**REQUEST:** Review the listing and copy each line that holds the word "held".

[Dataset records]

***

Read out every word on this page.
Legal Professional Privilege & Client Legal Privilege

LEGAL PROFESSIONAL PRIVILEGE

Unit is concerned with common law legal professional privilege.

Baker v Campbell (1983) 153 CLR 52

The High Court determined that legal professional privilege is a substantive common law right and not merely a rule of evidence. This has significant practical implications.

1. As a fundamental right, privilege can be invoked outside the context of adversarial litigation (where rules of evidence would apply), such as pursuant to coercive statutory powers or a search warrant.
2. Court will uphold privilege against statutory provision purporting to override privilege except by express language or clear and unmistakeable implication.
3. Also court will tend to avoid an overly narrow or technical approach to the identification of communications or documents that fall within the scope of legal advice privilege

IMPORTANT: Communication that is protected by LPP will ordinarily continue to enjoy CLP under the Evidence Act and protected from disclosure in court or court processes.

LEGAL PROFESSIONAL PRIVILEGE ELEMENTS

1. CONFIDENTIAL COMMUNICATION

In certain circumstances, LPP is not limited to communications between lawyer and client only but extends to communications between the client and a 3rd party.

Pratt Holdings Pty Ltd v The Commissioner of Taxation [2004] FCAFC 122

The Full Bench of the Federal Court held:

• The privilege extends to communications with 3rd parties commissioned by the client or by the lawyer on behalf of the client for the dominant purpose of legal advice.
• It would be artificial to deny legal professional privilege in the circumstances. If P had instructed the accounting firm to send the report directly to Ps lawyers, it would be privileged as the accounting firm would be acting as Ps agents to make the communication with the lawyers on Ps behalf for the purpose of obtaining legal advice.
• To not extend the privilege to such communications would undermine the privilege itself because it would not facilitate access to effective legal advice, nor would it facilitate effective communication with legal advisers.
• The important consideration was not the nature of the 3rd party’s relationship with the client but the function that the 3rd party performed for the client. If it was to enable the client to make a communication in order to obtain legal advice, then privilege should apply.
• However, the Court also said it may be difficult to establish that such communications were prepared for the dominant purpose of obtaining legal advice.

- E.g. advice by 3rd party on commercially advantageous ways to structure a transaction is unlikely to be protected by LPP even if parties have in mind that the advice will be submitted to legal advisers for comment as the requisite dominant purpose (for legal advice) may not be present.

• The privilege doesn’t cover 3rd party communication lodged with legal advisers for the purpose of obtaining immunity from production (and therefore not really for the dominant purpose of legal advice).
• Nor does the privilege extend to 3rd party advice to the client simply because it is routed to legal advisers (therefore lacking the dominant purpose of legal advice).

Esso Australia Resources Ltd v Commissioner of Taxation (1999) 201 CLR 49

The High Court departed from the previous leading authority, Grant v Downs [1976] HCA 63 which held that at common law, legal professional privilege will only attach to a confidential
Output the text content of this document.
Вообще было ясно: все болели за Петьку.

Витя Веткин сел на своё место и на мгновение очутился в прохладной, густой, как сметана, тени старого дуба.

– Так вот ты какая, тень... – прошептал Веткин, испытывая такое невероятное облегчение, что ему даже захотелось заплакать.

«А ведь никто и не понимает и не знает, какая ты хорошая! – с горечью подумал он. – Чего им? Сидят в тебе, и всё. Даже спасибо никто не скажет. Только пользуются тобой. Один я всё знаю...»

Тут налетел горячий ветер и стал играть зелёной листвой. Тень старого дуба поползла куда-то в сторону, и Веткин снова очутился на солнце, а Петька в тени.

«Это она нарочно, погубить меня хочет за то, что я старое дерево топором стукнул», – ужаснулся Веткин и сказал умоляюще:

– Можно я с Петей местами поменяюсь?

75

***

**SOLUTION TO THIS PROBLEM:**
The Full Bench of the Federal Court held:
The High Court departed from the previous leading authority, Grant v Downs [1976] HCA 63 which held that at common law, legal professional privilege will only attach to a confidential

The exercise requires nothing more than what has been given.